● STATED TASK 1
Please copy these lines of the listing word for word, beginning at the line that contains "- y-tick-label: 1.0102: [7, 134, 54, 152]" and stopping after the line that contains "- chart-title: Panel C: Upward".

>> Start SELECTED EXCERPT

# Funny picture to caption



## Galatians220 (Jul 19, 2010)

My son sent me this and asked for a caption:





I did come up with a song (to the tune of "Let There Be Peace on Earth," the unofficial anthem of the post-Vatican II RCC):

"Let there be peace on earth
And let there be costumes, too.
Darth Vader was baptized
And thus he is born anew..."

"...To take each cyborg and love each cyborg,
As Benedict would do,
Let there be peace on earth
And may the Force be with you."​ 
More captions? Thanks!

Margaret


----------



## Willem van Oranje (Jul 19, 2010)

How about: "Vader goes back to the dark side."


----------



## Curt (Jul 19, 2010)

"Pssst, Dude, where'd you get that funky bottom-of the-toilet wax ring collar? Can I get one, too?


----------



## Philip (Jul 19, 2010)

And so they held the conclave and Vader was elected Pope


----------



## Mephibosheth (Jul 19, 2010)

"Look, _I_ am your Father!"


----------



## Galatians220 (Jul 19, 2010)

>> End SELECTED EXCERPT

● STATED TASK 2
Summarize the caption thread in two sentences.

>> Start RECORDS PROVIDED

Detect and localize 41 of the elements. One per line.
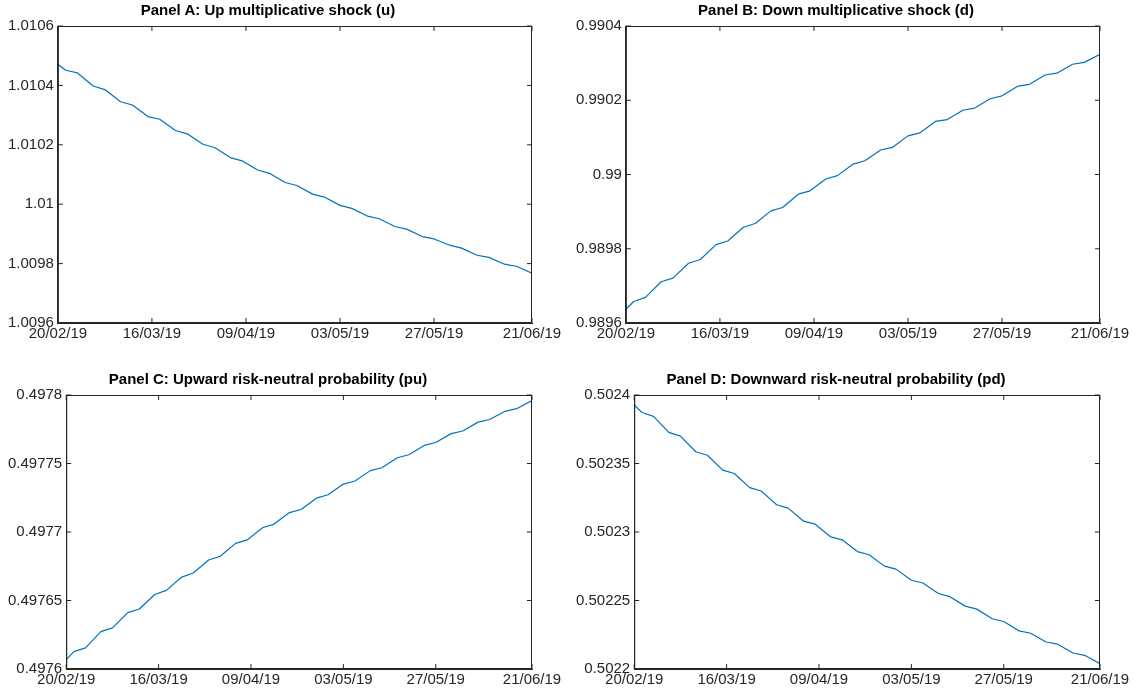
- y-tick-label: 1.0102: [7, 134, 54, 152]
- x-tick-label: 21/06/19: [1070, 324, 1130, 342]
- y-tick-label: 1.0104: [7, 75, 54, 93]
- y-tick-label: 0.9904: [575, 16, 622, 34]
- y-tick-label: 0.5024: [584, 385, 631, 403]
- x-tick-label: 16/03/19: [697, 670, 756, 688]
- y-tick-label: 0.49765: [7, 590, 63, 608]
- x-tick-label: 03/05/19: [314, 670, 373, 688]
- chart-title: Panel C: Upward risk-neutral probability (pu): [108, 370, 428, 388]
- chart-title: Panel B: Down multiplicative shock (d): [698, 1, 974, 19]
- x-tick-label: 16/03/19: [122, 324, 182, 342]
- x-tick-label: 27/05/19: [972, 324, 1032, 342]
- y-tick-label: 0.9898: [575, 238, 622, 256]
- y-tick-label: 1.0106: [7, 16, 54, 34]
- x-tick-label: 27/05/19: [974, 670, 1033, 688]
- x-tick-label: 21/06/19: [502, 324, 562, 342]
- x-tick-label: 16/03/19: [690, 324, 750, 342]
- x-tick-label: 09/04/19: [789, 670, 849, 688]
- x-tick-label: 09/04/19: [216, 324, 276, 342]
- y-tick-label: 1.01: [24, 194, 54, 212]
- y-tick-label: 0.50225: [575, 590, 631, 608]
- y-tick-label: 0.4977: [16, 522, 63, 540]
- x-tick-label: 03/05/19: [310, 324, 370, 342]
- y-tick-label: 1.0098: [7, 253, 54, 271]
- y-tick-label: 0.5023: [584, 522, 631, 540]
- y-tick-label: 0.9902: [575, 90, 622, 108]
- y-tick-label: 0.50235: [575, 453, 631, 471]
- x-tick-label: 16/03/19: [129, 670, 188, 688]
- y-tick-label: 0.99: [592, 164, 622, 182]
- x-tick-label: 03/05/19: [878, 324, 938, 342]
- x-tick-label: 21/06/19: [502, 670, 562, 688]
- chart-title: Panel A: Up multiplicative shock (u): [140, 1, 396, 19]
- x-tick-label: 03/05/19: [882, 670, 941, 688]
- x-tick-label: 27/05/19: [404, 324, 464, 342]
- x-tick-label: 09/04/19: [784, 324, 844, 342]
- x-tick-label: 27/05/19: [406, 670, 465, 688]
- y-tick-label: 0.4978: [16, 385, 63, 403]
- y-tick-label: 0.49775: [7, 453, 63, 471]
- x-tick-label: 21/06/19: [1070, 670, 1130, 688]
- x-tick-label: 09/04/19: [221, 670, 281, 688]
- chart-title: Panel D: Downward risk-neutral probability (pd): [666, 370, 1006, 388]
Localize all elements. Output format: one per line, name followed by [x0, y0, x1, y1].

>> End RECORDS PROVIDED

● WORKED SOLUTION 1
- y-tick-label: 1.0102: [7, 134, 54, 152]
- x-tick-label: 21/06/19: [1070, 324, 1130, 342]
- y-tick-label: 1.0104: [7, 75, 54, 93]
- y-tick-label: 0.9904: [575, 16, 622, 34]
- y-tick-label: 0.5024: [584, 385, 631, 403]
- x-tick-label: 16/03/19: [697, 670, 756, 688]
- y-tick-label: 0.49765: [7, 590, 63, 608]
- x-tick-label: 03/05/19: [314, 670, 373, 688]
- chart-title: Panel C: Upward risk-neutral probability (pu): [108, 370, 428, 388]

● WORKED SOLUTION 2
Galatians220 says her son sent her a funny picture and asked for a caption, offers a song about Darth Vader being baptized to the tune of "Let There Be Peace on Earth," and asks for more captions. Other members reply with captions about Vader going back to the dark side, a collar like a toilet wax ring, Vader being elected Pope at a conclave, and "Look, I am your Father!"